_ÜBUNGSAUFGABEN_
(A) Nenne jeden Ausdruck, der im Textausschnitt in Anführungszeichen steht, jeweils nur einmal.
(B) Gib die Stelle im Textausschnitt, die bei "Diese als wesenhaft" anfängt und bei "hinterfragt werden kann." aufhört, noch einmal wieder und tausche darin "Lukács" gegen "Hegel" aus.
(C) Welche Frage ist laut dem Zitat im Textausschnitt die einzige Seins-Frage, die für den Menschen sicher mit "JA" beantwortet werden kann?

##### TEXTAUSSCHNITT #####

Diese als wesenhaft vorhandenen "Grenzen" entpuppten sich dann für mich als keineswegs "wesenhaft", sondern als historisch entstandenes Menschen- und Gottesbild.
Sie sind durch freie Tätigkeit des Menschen als historisches durchschaubar und dadurch veränderbar.
Lukács war der große Befreiungsschlag für mich. Er hat mich "erlöst" von diesen ewigen Werten.

Es kann sein, dass Du es noch immer anders meintest. Aber was ich zur Zeit heraushöre:
Du willst etwas zur Kategorie stempeln, damit es nicht mehr hinterfragt werden kann.
Du willst etwas als logischen Vorgang stempeln, was nur ein allzumenschlicher ist.

Da Du das nicht begründest, wieso das Cogito ergo sum eine kategoriale Aussage sei, sondern davon als Fakt auszugehen scheinst - ist das für mich kein philosophischer Vorgang mehr. Sondern ein ideologischer.

Erkennbar für mich vor allem an diesem Deinen Satz:

closs hat geschrieben: In diesem Sinne ist die Feststellung, dass es ein Zusammenfallen von Subjekt und Objekt gibt, wenn das Ich das Ich ontologisch bewertet, ein nüchterner logischer Vorgang - die Frage lautet NICHT "Wer bin ich?", sondern "Bin ich?". - Und die Antwort auf die Frage "Bin ich?" ist - das wäre die Kernaussage - die einzige Seins-Frage, die für den Menschen sicher mit "JA" beantwortet werden kann.
Sie kann es eben nicht! Sie kann es nur, wenn man alle Bedenken wegschiebt und etwas als logische Notwendigkeit behauptet, was keine Frage der Logik WAR.

Das wäre die Position der logischen Wissenschaften: Ich lege etwas in einen Begriff und zeige dann auf, dass nur das, was ich in den Begriff gelegt habe, im Begriff drin ist.
In dem Moment, wo man das aber auf die Humanwissenschaft überträgt - wo man logische Begriffsverhältnisse auf menschliches philosophisches Fragen überträgt -, wird der Mensch eingekesselt in logische Zusammenhänge.

##### BEREITGESTELLTE ANGABEN #####

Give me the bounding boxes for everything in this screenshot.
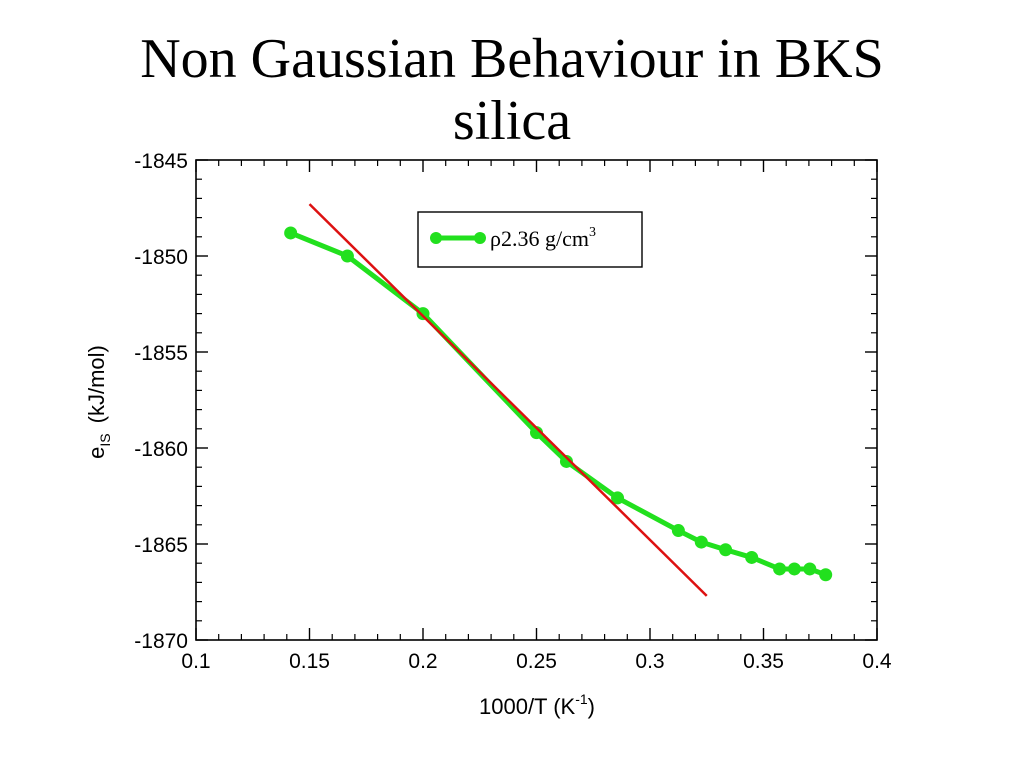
y-tick-label: -1845 — [134, 150, 188, 173]
tick-labels: 0.1 0.15 0.2 0.25 0.3 0.35 0.4 -1870 -1865 -1860 -… — [134, 150, 892, 673]
slide-title-line1: Non Gaussian Behaviour in BKS — [140, 28, 884, 90]
data-point — [694, 535, 708, 549]
legend: ρ2.36 g/cm3 — [417, 211, 643, 268]
legend-label-sup: 3 — [589, 225, 596, 240]
legend-label-text: 2.36 g/cm — [501, 226, 589, 251]
y-tick-label: -1865 — [134, 534, 188, 557]
y-tick-label: -1870 — [134, 630, 188, 653]
plot-frame — [195, 159, 878, 641]
y-axis-label-sub: IS — [97, 433, 113, 446]
data-point — [416, 307, 430, 321]
data-point — [671, 524, 685, 538]
x-tick-label: 0.1 — [181, 650, 210, 673]
legend-label: ρ2.36 g/cm3 — [490, 225, 596, 251]
axis-ticks — [195, 159, 878, 641]
series-line — [289, 230, 827, 578]
x-axis-label-close: ) — [588, 694, 595, 719]
x-tick-label: 0.3 — [635, 650, 664, 673]
y-axis-label-e: e — [84, 447, 109, 459]
x-axis-label-sup: -1 — [575, 691, 588, 707]
data-point — [787, 562, 801, 576]
y-axis-label: eIS (kJ/mol) — [84, 345, 113, 459]
data-point — [803, 562, 817, 576]
legend-swatch-marker — [430, 232, 442, 244]
data-point — [819, 568, 833, 582]
data-point — [745, 550, 759, 564]
data-point — [559, 454, 573, 468]
fit-line — [308, 203, 708, 597]
y-axis-label-unit: (kJ/mol) — [84, 345, 109, 423]
data-point — [284, 226, 298, 240]
legend-label-symbol: ρ — [490, 226, 501, 251]
x-tick-label: 0.35 — [743, 650, 784, 673]
data-point — [530, 426, 543, 440]
data-point — [719, 543, 733, 557]
series-layer — [284, 226, 833, 582]
y-tick-label: -1855 — [134, 342, 188, 365]
x-axis-label: 1000/T (K-1) — [479, 691, 595, 719]
x-tick-label: 0.15 — [289, 650, 330, 673]
slide-title: Non Gaussian Behaviour in BKS silica — [0, 28, 1024, 152]
legend-swatch-marker — [474, 232, 486, 244]
data-point — [340, 249, 354, 263]
x-tick-label: 0.2 — [408, 650, 437, 673]
data-point — [611, 491, 625, 505]
x-axis-label-main: 1000/T (K — [479, 694, 576, 719]
y-tick-label: -1850 — [134, 246, 188, 269]
x-tick-label: 0.25 — [516, 650, 557, 673]
data-point — [773, 562, 787, 576]
y-tick-label: -1860 — [134, 438, 188, 461]
x-tick-label: 0.4 — [862, 650, 892, 673]
slide-title-line2: silica — [452, 90, 572, 152]
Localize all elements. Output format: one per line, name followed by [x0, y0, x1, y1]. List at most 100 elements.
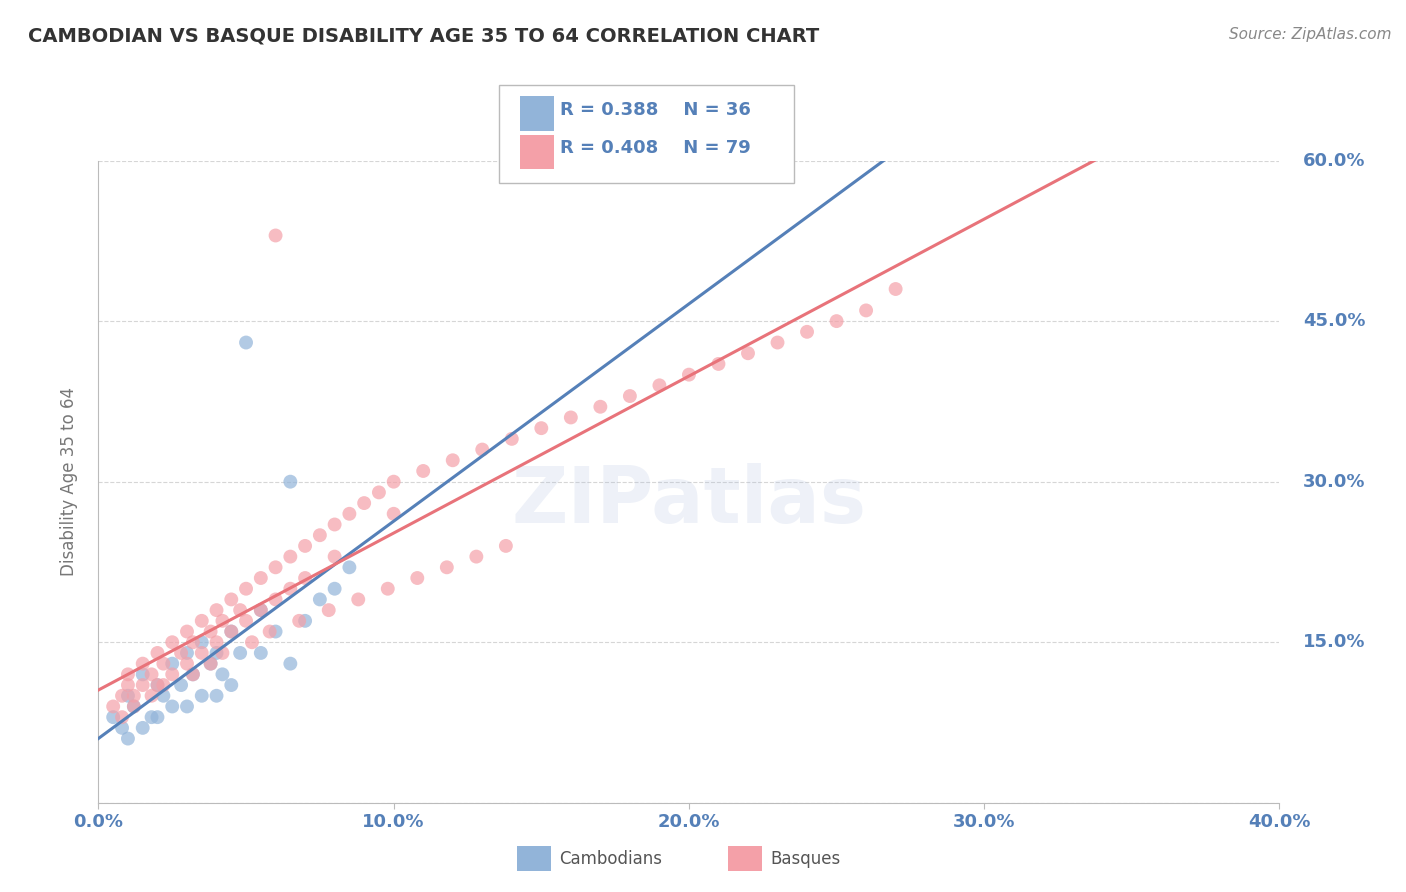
Point	[264, 592, 287, 607]
Point	[111, 721, 134, 735]
Point	[141, 667, 163, 681]
Point	[146, 710, 169, 724]
Point	[176, 699, 198, 714]
Text: ZIPatlas: ZIPatlas	[512, 463, 866, 539]
Point	[132, 657, 155, 671]
Point	[191, 689, 214, 703]
Point	[211, 667, 233, 681]
Point	[678, 368, 700, 382]
Point	[146, 678, 169, 692]
Point	[122, 699, 145, 714]
Point	[250, 603, 273, 617]
Point	[465, 549, 488, 564]
Point	[884, 282, 907, 296]
Point	[368, 485, 391, 500]
Point	[205, 689, 228, 703]
Point	[406, 571, 429, 585]
Point	[191, 635, 214, 649]
Point	[318, 603, 340, 617]
Point	[648, 378, 671, 392]
Text: Basques: Basques	[770, 849, 841, 868]
Point	[382, 475, 405, 489]
Point	[141, 689, 163, 703]
Point	[259, 624, 281, 639]
Point	[170, 678, 193, 692]
Point	[191, 614, 214, 628]
Text: 45.0%: 45.0%	[1303, 312, 1365, 330]
Point	[501, 432, 523, 446]
Point	[495, 539, 517, 553]
Point	[337, 507, 360, 521]
Point	[152, 689, 174, 703]
Point	[737, 346, 759, 360]
Point	[219, 624, 242, 639]
Point	[471, 442, 494, 457]
Point	[200, 657, 222, 671]
Point	[309, 592, 332, 607]
Point	[181, 635, 204, 649]
Point	[170, 646, 193, 660]
Point	[441, 453, 464, 467]
Point	[211, 646, 233, 660]
Text: 30.0%: 30.0%	[1303, 473, 1365, 491]
Point	[132, 667, 155, 681]
Point	[103, 710, 125, 724]
Point	[323, 582, 346, 596]
Point	[382, 507, 405, 521]
Point	[162, 635, 183, 649]
Text: R = 0.388    N = 36: R = 0.388 N = 36	[560, 101, 751, 119]
Point	[412, 464, 434, 478]
Text: 60.0%: 60.0%	[1303, 152, 1365, 169]
Point	[162, 657, 183, 671]
Point	[141, 710, 163, 724]
Point	[235, 614, 257, 628]
Point	[309, 528, 332, 542]
Point	[264, 560, 287, 574]
Point	[146, 678, 169, 692]
Point	[294, 539, 316, 553]
Point	[353, 496, 375, 510]
Point	[288, 614, 311, 628]
Point	[200, 624, 222, 639]
Text: Cambodians: Cambodians	[560, 849, 662, 868]
Point	[229, 646, 252, 660]
Point	[825, 314, 848, 328]
Point	[250, 603, 273, 617]
Point	[240, 635, 263, 649]
Point	[122, 689, 145, 703]
Point	[111, 710, 134, 724]
Point	[219, 592, 242, 607]
Point	[205, 646, 228, 660]
Point	[146, 646, 169, 660]
Point	[176, 624, 198, 639]
Y-axis label: Disability Age 35 to 64: Disability Age 35 to 64	[59, 387, 77, 576]
Point	[707, 357, 730, 371]
Point	[294, 571, 316, 585]
Point	[323, 549, 346, 564]
Point	[766, 335, 789, 350]
Point	[219, 624, 242, 639]
Point	[219, 678, 242, 692]
Point	[152, 678, 174, 692]
Point	[278, 657, 302, 671]
Point	[589, 400, 612, 414]
Text: Source: ZipAtlas.com: Source: ZipAtlas.com	[1229, 27, 1392, 42]
Point	[162, 667, 183, 681]
Point	[117, 678, 139, 692]
Point	[294, 614, 316, 628]
Point	[278, 475, 302, 489]
Point	[162, 699, 183, 714]
Point	[122, 699, 145, 714]
Point	[200, 657, 222, 671]
Point	[152, 657, 174, 671]
Point	[132, 678, 155, 692]
Point	[530, 421, 553, 435]
Point	[117, 689, 139, 703]
Point	[117, 731, 139, 746]
Point	[176, 646, 198, 660]
Text: 15.0%: 15.0%	[1303, 633, 1365, 651]
Point	[205, 603, 228, 617]
Point	[103, 699, 125, 714]
Point	[377, 582, 399, 596]
Point	[117, 667, 139, 681]
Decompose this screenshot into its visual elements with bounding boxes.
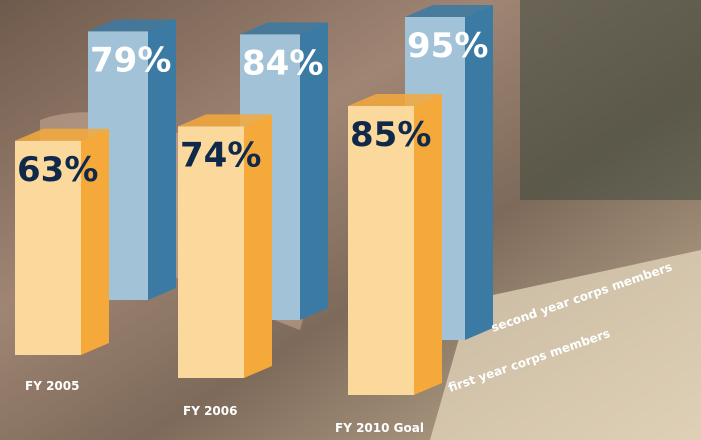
bar-side: [244, 114, 272, 379]
bar-side: [81, 128, 109, 355]
value-label: 95%: [407, 26, 488, 66]
category-label: FY 2006: [183, 404, 237, 418]
value-label: 74%: [180, 135, 261, 175]
bar-top: [348, 94, 442, 106]
category-label: FY 2010 Goal: [335, 421, 424, 435]
bar: [178, 114, 272, 379]
bar-top: [178, 114, 272, 127]
bar-side: [148, 19, 176, 301]
bar-side: [414, 94, 442, 395]
value-label: 85%: [350, 115, 431, 155]
bar-top: [405, 5, 493, 17]
bar-front: [178, 126, 244, 379]
bars: [15, 5, 493, 395]
bar-side: [300, 22, 328, 321]
bar-top: [240, 22, 328, 35]
bar-front: [15, 140, 81, 355]
category-label: FY 2005: [25, 379, 79, 393]
bar: [348, 94, 442, 395]
value-label: 84%: [242, 43, 323, 83]
bar-top: [88, 19, 176, 32]
bar-side: [465, 5, 493, 340]
value-label: 79%: [90, 40, 171, 80]
bar-top: [15, 128, 109, 141]
photo-shade: [520, 0, 701, 200]
value-label: 63%: [17, 150, 98, 190]
photo-paper: [430, 250, 701, 440]
bar: [15, 128, 109, 355]
bar-front: [348, 106, 414, 395]
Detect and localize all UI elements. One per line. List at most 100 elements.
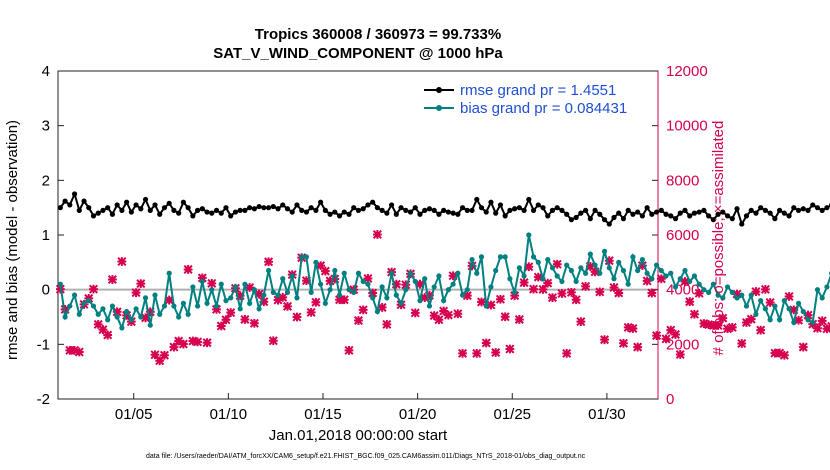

#####

_LÖSUNGEN_
(A) "Grenzen", "wesenhaft", "erlöst", "Wer bin ich?", "Bin ich?", "JA"

(B)
Diese als wesenhaft vorhandenen "Grenzen" entpuppten sich dann für mich als keineswegs "wesenhaft", sondern als historisch entstandenes Menschen- und Gottesbild.
Sie sind durch freie Tätigkeit des Menschen als historisches durchschaubar und dadurch veränderbar.
Hegel war der große Befreiungsschlag für mich. Er hat mich "erlöst" von diesen ewigen Werten.

Es kann sein, dass Du es noch immer anders meintest. Aber was ich zur Zeit heraushöre:
Du willst etwas zur Kategorie stempeln, damit es nicht mehr hinterfragt werden kann.

(C) Die Frage "Bin ich?"